> [Source data]:
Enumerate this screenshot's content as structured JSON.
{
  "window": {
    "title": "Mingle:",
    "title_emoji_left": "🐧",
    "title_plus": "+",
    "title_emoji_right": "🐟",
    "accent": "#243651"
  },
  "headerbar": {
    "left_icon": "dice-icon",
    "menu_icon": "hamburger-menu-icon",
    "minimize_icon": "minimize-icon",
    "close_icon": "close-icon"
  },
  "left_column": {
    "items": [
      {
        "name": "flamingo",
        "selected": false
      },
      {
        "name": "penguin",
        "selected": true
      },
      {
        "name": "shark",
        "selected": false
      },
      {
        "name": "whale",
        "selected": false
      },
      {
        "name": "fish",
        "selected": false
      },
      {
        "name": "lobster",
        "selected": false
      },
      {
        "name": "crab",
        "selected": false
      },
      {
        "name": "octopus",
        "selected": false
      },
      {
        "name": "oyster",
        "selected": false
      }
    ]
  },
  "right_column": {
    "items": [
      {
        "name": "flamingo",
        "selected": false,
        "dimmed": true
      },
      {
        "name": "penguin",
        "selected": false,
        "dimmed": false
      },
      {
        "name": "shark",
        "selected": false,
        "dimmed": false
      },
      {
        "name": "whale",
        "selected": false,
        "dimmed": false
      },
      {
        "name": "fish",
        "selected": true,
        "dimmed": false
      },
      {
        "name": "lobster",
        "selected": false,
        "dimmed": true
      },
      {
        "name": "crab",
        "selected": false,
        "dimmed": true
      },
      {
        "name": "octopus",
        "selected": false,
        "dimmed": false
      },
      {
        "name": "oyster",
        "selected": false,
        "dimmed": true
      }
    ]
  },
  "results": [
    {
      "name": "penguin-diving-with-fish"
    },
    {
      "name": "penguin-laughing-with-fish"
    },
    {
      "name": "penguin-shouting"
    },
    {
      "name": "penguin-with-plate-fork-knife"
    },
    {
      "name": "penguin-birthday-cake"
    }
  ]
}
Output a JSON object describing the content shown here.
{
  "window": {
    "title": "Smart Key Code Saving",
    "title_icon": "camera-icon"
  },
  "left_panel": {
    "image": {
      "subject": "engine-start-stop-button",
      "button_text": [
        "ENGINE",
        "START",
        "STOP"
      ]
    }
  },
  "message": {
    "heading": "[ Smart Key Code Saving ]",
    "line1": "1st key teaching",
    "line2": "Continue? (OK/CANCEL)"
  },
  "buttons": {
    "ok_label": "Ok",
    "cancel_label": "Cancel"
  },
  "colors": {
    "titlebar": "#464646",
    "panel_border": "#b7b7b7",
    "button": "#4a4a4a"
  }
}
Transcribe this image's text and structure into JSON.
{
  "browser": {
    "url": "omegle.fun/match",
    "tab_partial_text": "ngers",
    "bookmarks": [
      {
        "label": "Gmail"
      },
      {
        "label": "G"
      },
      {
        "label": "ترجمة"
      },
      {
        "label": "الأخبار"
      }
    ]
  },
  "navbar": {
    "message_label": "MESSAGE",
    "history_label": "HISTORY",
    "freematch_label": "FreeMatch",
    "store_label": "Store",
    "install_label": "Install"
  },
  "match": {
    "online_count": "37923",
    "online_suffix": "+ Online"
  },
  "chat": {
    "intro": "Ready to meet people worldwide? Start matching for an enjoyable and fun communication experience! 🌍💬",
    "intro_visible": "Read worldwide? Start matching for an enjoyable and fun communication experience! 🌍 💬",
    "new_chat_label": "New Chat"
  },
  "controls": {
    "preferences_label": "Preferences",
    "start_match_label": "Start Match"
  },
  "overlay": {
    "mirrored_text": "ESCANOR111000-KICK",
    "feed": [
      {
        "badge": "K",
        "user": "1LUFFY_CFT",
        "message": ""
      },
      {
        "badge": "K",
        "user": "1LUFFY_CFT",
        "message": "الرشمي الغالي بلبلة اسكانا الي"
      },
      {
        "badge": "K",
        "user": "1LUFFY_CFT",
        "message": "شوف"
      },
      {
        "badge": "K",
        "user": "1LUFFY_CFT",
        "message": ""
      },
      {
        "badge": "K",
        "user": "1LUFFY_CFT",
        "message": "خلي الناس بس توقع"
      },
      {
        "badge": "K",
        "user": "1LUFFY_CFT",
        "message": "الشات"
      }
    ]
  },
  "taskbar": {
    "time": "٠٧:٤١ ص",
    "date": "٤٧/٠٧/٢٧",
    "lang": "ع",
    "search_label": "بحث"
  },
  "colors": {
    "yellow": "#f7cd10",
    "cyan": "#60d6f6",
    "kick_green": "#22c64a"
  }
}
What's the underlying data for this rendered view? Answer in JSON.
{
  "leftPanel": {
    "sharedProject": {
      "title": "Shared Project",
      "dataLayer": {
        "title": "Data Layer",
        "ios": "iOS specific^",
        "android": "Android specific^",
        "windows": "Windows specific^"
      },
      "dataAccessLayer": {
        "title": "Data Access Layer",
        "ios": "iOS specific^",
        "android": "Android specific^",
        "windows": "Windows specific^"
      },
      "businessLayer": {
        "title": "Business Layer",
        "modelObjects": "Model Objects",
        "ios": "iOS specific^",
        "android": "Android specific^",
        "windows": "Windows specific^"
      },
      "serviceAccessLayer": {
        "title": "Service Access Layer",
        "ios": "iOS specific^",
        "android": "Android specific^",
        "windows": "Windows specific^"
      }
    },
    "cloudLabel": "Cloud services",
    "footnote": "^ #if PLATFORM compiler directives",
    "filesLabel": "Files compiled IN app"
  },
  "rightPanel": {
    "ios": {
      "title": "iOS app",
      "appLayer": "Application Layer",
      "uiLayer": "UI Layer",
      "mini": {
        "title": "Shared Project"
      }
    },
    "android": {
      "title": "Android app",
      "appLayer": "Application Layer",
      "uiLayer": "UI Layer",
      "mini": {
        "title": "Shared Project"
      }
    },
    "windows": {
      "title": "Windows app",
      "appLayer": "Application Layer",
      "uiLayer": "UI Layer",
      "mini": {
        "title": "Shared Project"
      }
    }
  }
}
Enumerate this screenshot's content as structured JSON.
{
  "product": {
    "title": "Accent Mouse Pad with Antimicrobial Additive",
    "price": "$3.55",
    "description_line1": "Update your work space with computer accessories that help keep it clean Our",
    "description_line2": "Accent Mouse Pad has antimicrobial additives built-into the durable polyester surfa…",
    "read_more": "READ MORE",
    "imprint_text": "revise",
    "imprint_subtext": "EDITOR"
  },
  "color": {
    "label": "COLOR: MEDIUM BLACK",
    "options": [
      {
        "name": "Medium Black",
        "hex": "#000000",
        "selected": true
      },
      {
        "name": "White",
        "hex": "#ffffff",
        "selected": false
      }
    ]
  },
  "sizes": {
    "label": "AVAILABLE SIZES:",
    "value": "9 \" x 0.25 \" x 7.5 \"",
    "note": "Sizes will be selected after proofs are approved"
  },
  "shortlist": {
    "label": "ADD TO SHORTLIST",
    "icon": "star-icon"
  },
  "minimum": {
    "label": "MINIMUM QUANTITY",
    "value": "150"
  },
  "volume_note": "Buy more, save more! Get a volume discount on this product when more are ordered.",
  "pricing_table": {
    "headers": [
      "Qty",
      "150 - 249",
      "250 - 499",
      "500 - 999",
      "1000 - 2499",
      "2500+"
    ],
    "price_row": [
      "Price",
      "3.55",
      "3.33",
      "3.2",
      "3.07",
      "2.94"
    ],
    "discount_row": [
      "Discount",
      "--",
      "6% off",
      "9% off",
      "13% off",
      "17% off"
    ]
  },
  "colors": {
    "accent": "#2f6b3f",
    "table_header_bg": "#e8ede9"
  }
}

> [To do]: Write out the entries above word for word.

> [Written solution]:
Enumerate this screenshot's content as structured JSON.
{
  "window": {
    "title": "Mingle:",
    "title_emoji_left": "🐧",
    "title_plus": "+",
    "title_emoji_right": "🐟",
    "accent": "#243651"
  },
  "headerbar": {
    "left_icon": "dice-icon",
    "menu_icon": "hamburger-menu-icon",
    "minimize_icon": "minimize-icon",
    "close_icon": "close-icon"
  },
  "left_column": {
    "items": [
      {
        "name": "flamingo",
        "selected": false
      },
      {
        "name": "penguin",
        "selected": true
      },
      {
        "name": "shark",
        "selected": false
      },
      {
        "name": "whale",
        "selected": false
      },
      {
        "name": "fish",
        "selected": false
      },
      {
        "name": "lobster",
        "selected": false
      },
      {
        "name": "crab",
        "selected": false
      },
      {
        "name": "octopus",
        "selected": false
      },
      {
        "name": "oyster",
        "selected": false
      }
    ]
  },
  "right_column": {
    "items": [
      {
        "name": "flamingo",
        "selected": false,
        "dimmed": true
      },
      {
        "name": "penguin",
        "selected": false,
        "dimmed": false
      },
      {
        "name": "shark",
        "selected": false,
        "dimmed": false
      },
      {
        "name": "whale",
        "selected": false,
        "dimmed": false
      },
      {
        "name": "fish",
        "selected": true,
        "dimmed": false
      },
      {
        "name": "lobster",
        "selected": false,
        "dimmed": true
      },
      {
        "name": "crab",
        "selected": false,
        "dimmed": true
      },
      {
        "name": "octopus",
        "selected": false,
        "dimmed": false
      },
      {
        "name": "oyster",
        "selected": false,
        "dimmed": true
      }
    ]
  },
  "results": [
    {
      "name": "penguin-diving-with-fish"
    },
    {
      "name": "penguin-laughing-with-fish"
    },
    {
      "name": "penguin-shouting"
    },
    {
      "name": "penguin-with-plate-fork-knife"
    },
    {
      "name": "penguin-birthday-cake"
    }
  ]
}
Output a JSON object describing the content shown here.
{
  "window": {
    "title": "Smart Key Code Saving",
    "title_icon": "camera-icon"
  },
  "left_panel": {
    "image": {
      "subject": "engine-start-stop-button",
      "button_text": [
        "ENGINE",
        "START",
        "STOP"
      ]
    }
  },
  "message": {
    "heading": "[ Smart Key Code Saving ]",
    "line1": "1st key teaching",
    "line2": "Continue? (OK/CANCEL)"
  },
  "buttons": {
    "ok_label": "Ok",
    "cancel_label": "Cancel"
  },
  "colors": {
    "titlebar": "#464646",
    "panel_border": "#b7b7b7",
    "button": "#4a4a4a"
  }
}
Transcribe this image's text and structure into JSON.
{
  "browser": {
    "url": "omegle.fun/match",
    "tab_partial_text": "ngers",
    "bookmarks": [
      {
        "label": "Gmail"
      },
      {
        "label": "G"
      },
      {
        "label": "ترجمة"
      },
      {
        "label": "الأخبار"
      }
    ]
  },
  "navbar": {
    "message_label": "MESSAGE",
    "history_label": "HISTORY",
    "freematch_label": "FreeMatch",
    "store_label": "Store",
    "install_label": "Install"
  },
  "match": {
    "online_count": "37923",
    "online_suffix": "+ Online"
  },
  "chat": {
    "intro": "Ready to meet people worldwide? Start matching for an enjoyable and fun communication experience! 🌍💬",
    "intro_visible": "Read worldwide? Start matching for an enjoyable and fun communication experience! 🌍 💬",
    "new_chat_label": "New Chat"
  },
  "controls": {
    "preferences_label": "Preferences",
    "start_match_label": "Start Match"
  },
  "overlay": {
    "mirrored_text": "ESCANOR111000-KICK",
    "feed": [
      {
        "badge": "K",
        "user": "1LUFFY_CFT",
        "message": ""
      },
      {
        "badge": "K",
        "user": "1LUFFY_CFT",
        "message": "الرشمي الغالي بلبلة اسكانا الي"
      },
      {
        "badge": "K",
        "user": "1LUFFY_CFT",
        "message": "شوف"
      },
      {
        "badge": "K",
        "user": "1LUFFY_CFT",
        "message": ""
      },
      {
        "badge": "K",
        "user": "1LUFFY_CFT",
        "message": "خلي الناس بس توقع"
      },
      {
        "badge": "K",
        "user": "1LUFFY_CFT",
        "message": "الشات"
      }
    ]
  },
  "taskbar": {
    "time": "٠٧:٤١ ص",
    "date": "٤٧/٠٧/٢٧",
    "lang": "ع",
    "search_label": "بحث"
  },
  "colors": {
    "yellow": "#f7cd10",
    "cyan": "#60d6f6",
    "kick_green": "#22c64a"
  }
}
What's the underlying data for this rendered view? Answer in JSON.
{
  "leftPanel": {
    "sharedProject": {
      "title": "Shared Project",
      "dataLayer": {
        "title": "Data Layer",
        "ios": "iOS specific^",
        "android": "Android specific^",
        "windows": "Windows specific^"
      },
      "dataAccessLayer": {
        "title": "Data Access Layer",
        "ios": "iOS specific^",
        "android": "Android specific^",
        "windows": "Windows specific^"
      },
      "businessLayer": {
        "title": "Business Layer",
        "modelObjects": "Model Objects",
        "ios": "iOS specific^",
        "android": "Android specific^",
        "windows": "Windows specific^"
      },
      "serviceAccessLayer": {
        "title": "Service Access Layer",
        "ios": "iOS specific^",
        "android": "Android specific^",
        "windows": "Windows specific^"
      }
    },
    "cloudLabel": "Cloud services",
    "footnote": "^ #if PLATFORM compiler directives",
    "filesLabel": "Files compiled IN app"
  },
  "rightPanel": {
    "ios": {
      "title": "iOS app",
      "appLayer": "Application Layer",
      "uiLayer": "UI Layer",
      "mini": {
        "title": "Shared Project"
      }
    },
    "android": {
      "title": "Android app",
      "appLayer": "Application Layer",
      "uiLayer": "UI Layer",
      "mini": {
        "title": "Shared Project"
      }
    },
    "windows": {
      "title": "Windows app",
      "appLayer": "Application Layer",
      "uiLayer": "UI Layer",
      "mini": {
        "title": "Shared Project"
      }
    }
  }
}
Enumerate this screenshot's content as structured JSON.
{
  "product": {
    "title": "Accent Mouse Pad with Antimicrobial Additive",
    "price": "$3.55",
    "description_line1": "Update your work space with computer accessories that help keep it clean Our",
    "description_line2": "Accent Mouse Pad has antimicrobial additives built-into the durable polyester surfa…",
    "read_more": "READ MORE",
    "imprint_text": "revise",
    "imprint_subtext": "EDITOR"
  },
  "color": {
    "label": "COLOR: MEDIUM BLACK",
    "options": [
      {
        "name": "Medium Black",
        "hex": "#000000",
        "selected": true
      },
      {
        "name": "White",
        "hex": "#ffffff",
        "selected": false
      }
    ]
  },
  "sizes": {
    "label": "AVAILABLE SIZES:",
    "value": "9 \" x 0.25 \" x 7.5 \"",
    "note": "Sizes will be selected after proofs are approved"
  },
  "shortlist": {
    "label": "ADD TO SHORTLIST",
    "icon": "star-icon"
  },
  "minimum": {
    "label": "MINIMUM QUANTITY",
    "value": "150"
  },
  "volume_note": "Buy more, save more! Get a volume discount on this product when more are ordered.",
  "pricing_table": {
    "headers": [
      "Qty",
      "150 - 249",
      "250 - 499",
      "500 - 999",
      "1000 - 2499",
      "2500+"
    ],
    "price_row": [
      "Price",
      "3.55",
      "3.33",
      "3.2",
      "3.07",
      "2.94"
    ],
    "discount_row": [
      "Discount",
      "--",
      "6% off",
      "9% off",
      "13% off",
      "17% off"
    ]
  },
  "colors": {
    "accent": "#2f6b3f",
    "table_header_bg": "#e8ede9"
  }
}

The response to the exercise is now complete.